### WHAT THE TASK ASKS
Below are entries; tally how many lines hold the string "Registry" and answer with only that figure.
START
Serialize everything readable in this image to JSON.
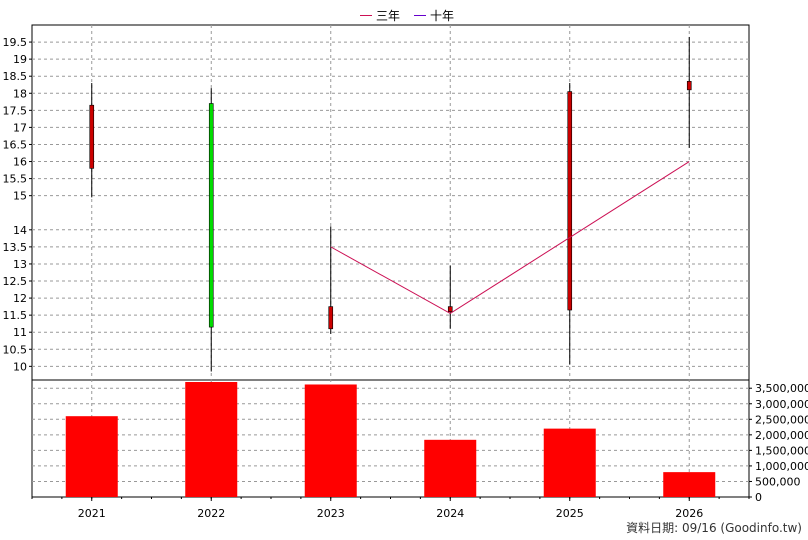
{
  "legend": [
    {
      "label": "三年",
      "color": "#cc1155"
    },
    {
      "label": "十年",
      "color": "#6600cc"
    }
  ],
  "footer": "資料日期: 09/16  (Goodinfo.tw)",
  "colors": {
    "up": "#00dd00",
    "down": "#cc0000",
    "volume": "#ff0000",
    "grid": "#999999",
    "line3y": "#cc1155"
  },
  "chart_data": {
    "type": "candlestick+bar",
    "years": [
      "2021",
      "2022",
      "2023",
      "2024",
      "2025",
      "2026"
    ],
    "price_axis": {
      "ylim": [
        9.6,
        20.0
      ],
      "ticks": [
        10,
        10.5,
        11,
        11.5,
        12,
        12.5,
        13,
        13.5,
        14,
        15,
        15.5,
        16,
        16.5,
        17,
        17.5,
        18,
        18.5,
        19,
        19.5
      ]
    },
    "candles": [
      {
        "year": "2021",
        "open": 17.65,
        "close": 15.8,
        "high": 18.3,
        "low": 14.95,
        "dir": "down"
      },
      {
        "year": "2022",
        "open": 11.15,
        "close": 17.7,
        "high": 18.15,
        "low": 9.85,
        "dir": "up"
      },
      {
        "year": "2023",
        "open": 11.75,
        "close": 11.1,
        "high": 14.1,
        "low": 10.95,
        "dir": "down"
      },
      {
        "year": "2024",
        "open": 11.75,
        "close": 11.6,
        "high": 12.95,
        "low": 11.1,
        "dir": "down"
      },
      {
        "year": "2025",
        "open": 18.05,
        "close": 11.65,
        "high": 18.3,
        "low": 10.05,
        "dir": "down"
      },
      {
        "year": "2026",
        "open": 18.35,
        "close": 18.1,
        "high": 19.65,
        "low": 16.4,
        "dir": "down"
      }
    ],
    "line_three_year": {
      "name": "三年",
      "x": [
        "2023",
        "2024",
        "2026"
      ],
      "y": [
        13.5,
        11.55,
        16.0
      ]
    },
    "volume_axis": {
      "ylim": [
        0,
        3700000
      ],
      "ticks": [
        0,
        500000,
        1000000,
        1500000,
        2000000,
        2500000,
        3000000,
        3500000
      ],
      "tick_labels": [
        "0",
        "500,000",
        "1,000,000",
        "1,500,000",
        "2,000,000",
        "2,500,000",
        "3,000,000",
        "3,500,000"
      ]
    },
    "volume": [
      2600000,
      3700000,
      3620000,
      1840000,
      2200000,
      800000
    ]
  }
}
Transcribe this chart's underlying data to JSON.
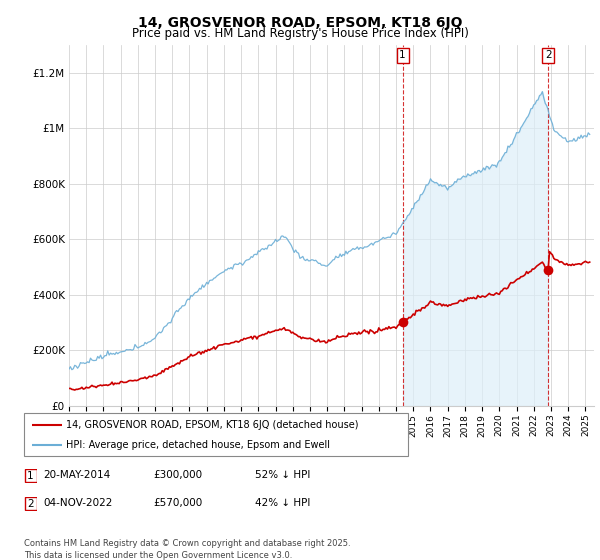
{
  "title": "14, GROSVENOR ROAD, EPSOM, KT18 6JQ",
  "subtitle": "Price paid vs. HM Land Registry's House Price Index (HPI)",
  "hpi_color": "#6baed6",
  "hpi_fill_color": "#ddeef8",
  "price_color": "#cc0000",
  "transaction1": {
    "date": "20-MAY-2014",
    "price": 300000,
    "label": "1",
    "year": 2014.38
  },
  "transaction2": {
    "date": "04-NOV-2022",
    "price": 570000,
    "label": "2",
    "year": 2022.84
  },
  "legend_line1": "14, GROSVENOR ROAD, EPSOM, KT18 6JQ (detached house)",
  "legend_line2": "HPI: Average price, detached house, Epsom and Ewell",
  "footnote": "Contains HM Land Registry data © Crown copyright and database right 2025.\nThis data is licensed under the Open Government Licence v3.0.",
  "table_rows": [
    {
      "num": "1",
      "date": "20-MAY-2014",
      "price": "£300,000",
      "note": "52% ↓ HPI"
    },
    {
      "num": "2",
      "date": "04-NOV-2022",
      "price": "£570,000",
      "note": "42% ↓ HPI"
    }
  ],
  "ylim": [
    0,
    1300000
  ],
  "xlim_start": 1995.0,
  "xlim_end": 2025.5
}
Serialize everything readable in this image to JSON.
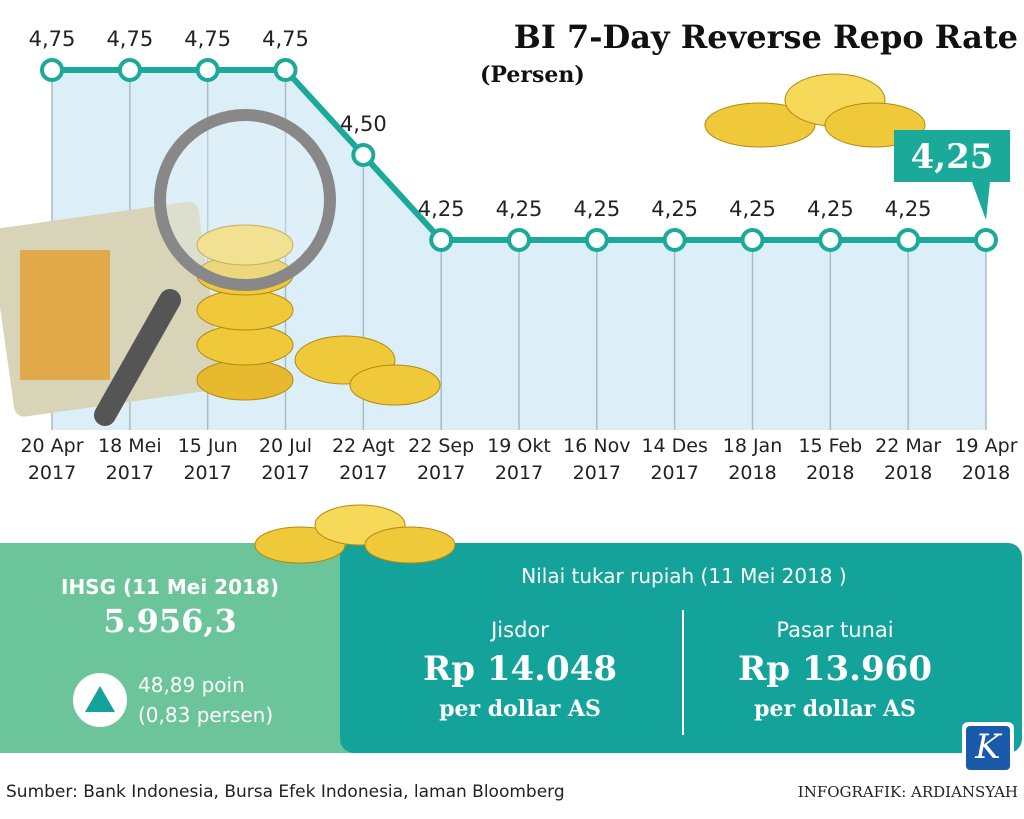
{
  "chart_data": {
    "type": "line",
    "title": "BI 7-Day Reverse Repo Rate",
    "subtitle": "(Persen)",
    "categories": [
      "20 Apr 2017",
      "18 Mei 2017",
      "15 Jun 2017",
      "20 Jul 2017",
      "22 Agt 2017",
      "22 Sep 2017",
      "19 Okt 2017",
      "16 Nov 2017",
      "14 Des 2017",
      "18 Jan 2018",
      "15 Feb 2018",
      "22 Mar 2018",
      "19 Apr 2018"
    ],
    "values": [
      4.75,
      4.75,
      4.75,
      4.75,
      4.5,
      4.25,
      4.25,
      4.25,
      4.25,
      4.25,
      4.25,
      4.25,
      4.25
    ],
    "value_labels": [
      "4,75",
      "4,75",
      "4,75",
      "4,75",
      "4,50",
      "4,25",
      "4,25",
      "4,25",
      "4,25",
      "4,25",
      "4,25",
      "4,25",
      "4,25"
    ],
    "color": "#1ba99a"
  },
  "panel": {
    "ihsg": {
      "label": "IHSG (11 Mei 2018)",
      "value": "5.956,3",
      "change": "48,89 poin",
      "percent": "(0,83 persen)"
    },
    "exchange": {
      "title": "Nilai tukar rupiah (11 Mei 2018 )",
      "jisdor": {
        "label": "Jisdor",
        "value": "Rp 14.048",
        "unit": "per dollar AS"
      },
      "cash": {
        "label": "Pasar tunai",
        "value": "Rp 13.960",
        "unit": "per dollar AS"
      }
    }
  },
  "footer": {
    "source": "Sumber: Bank Indonesia, Bursa Efek Indonesia, laman Bloomberg",
    "credit": "INFOGRAFIK: ARDIANSYAH",
    "logo": "K"
  }
}
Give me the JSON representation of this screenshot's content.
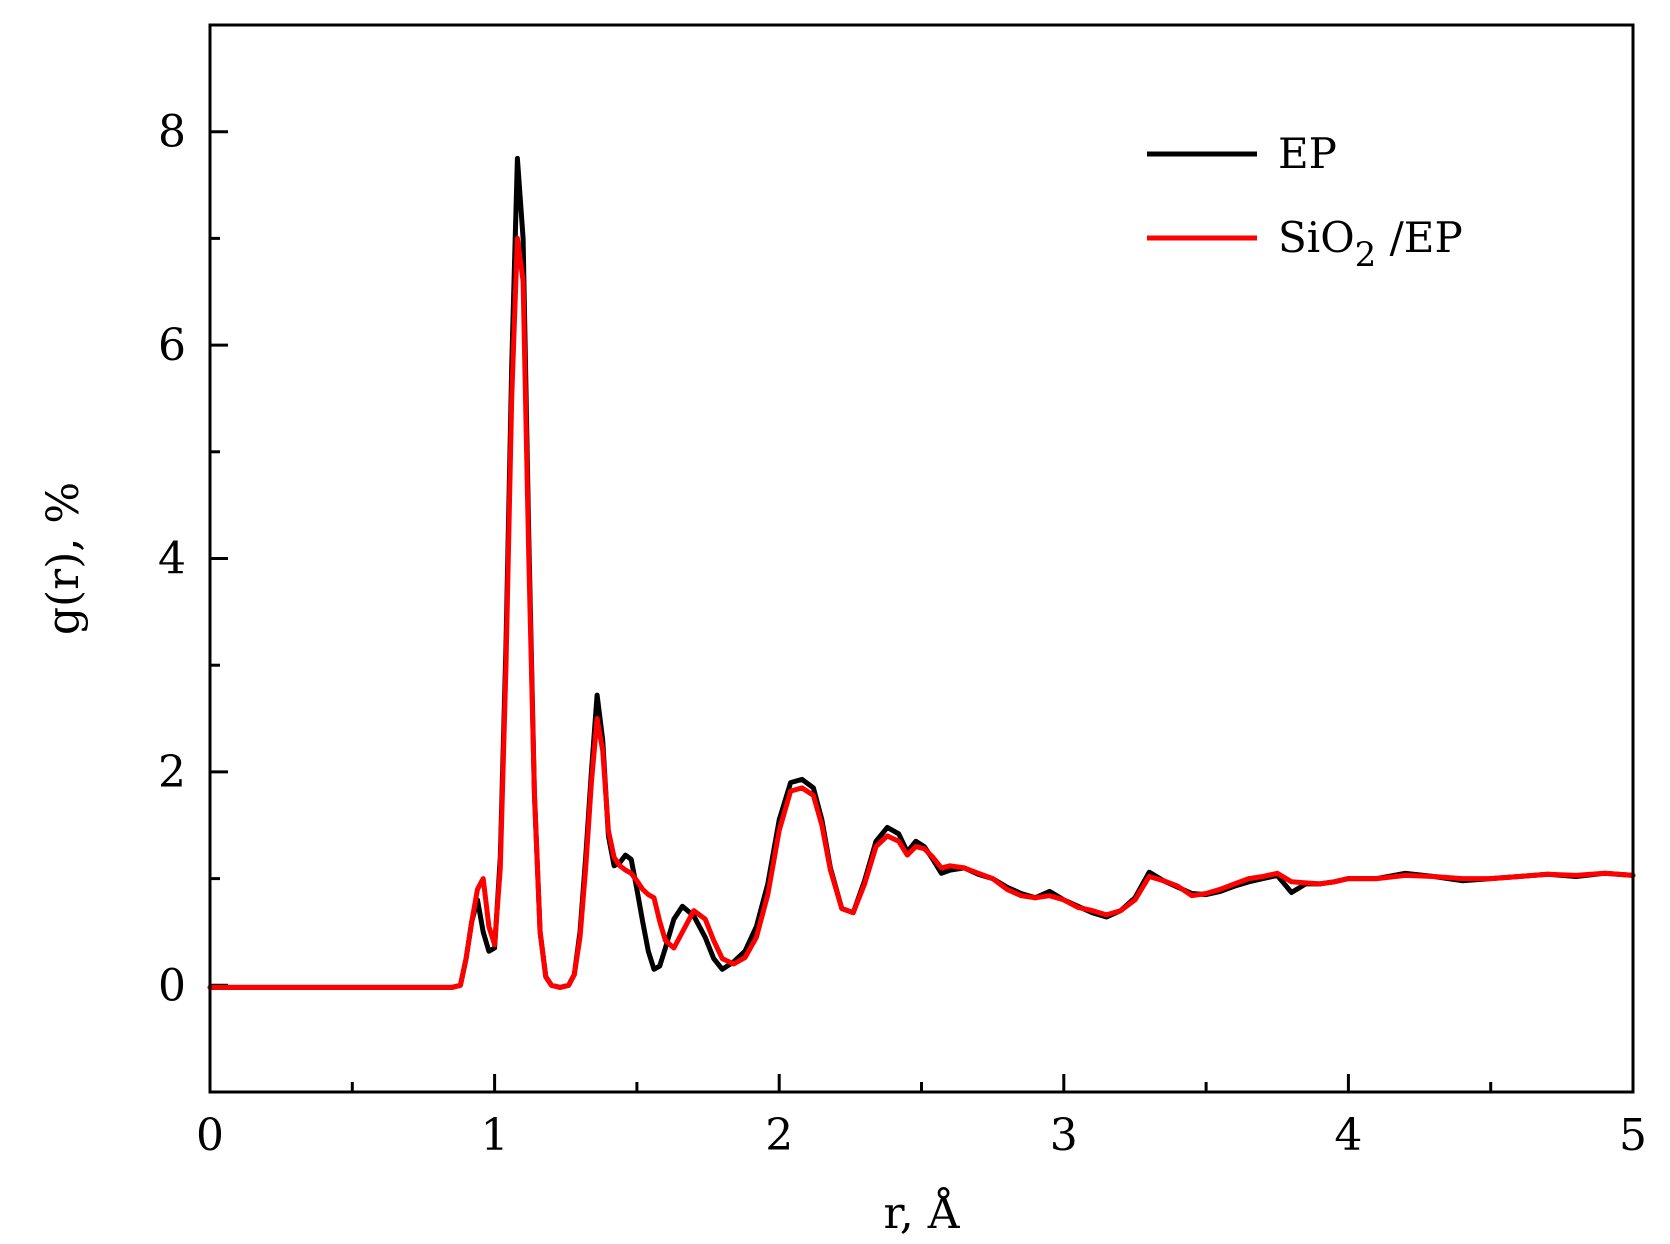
END
### WRITTEN ANSWER
2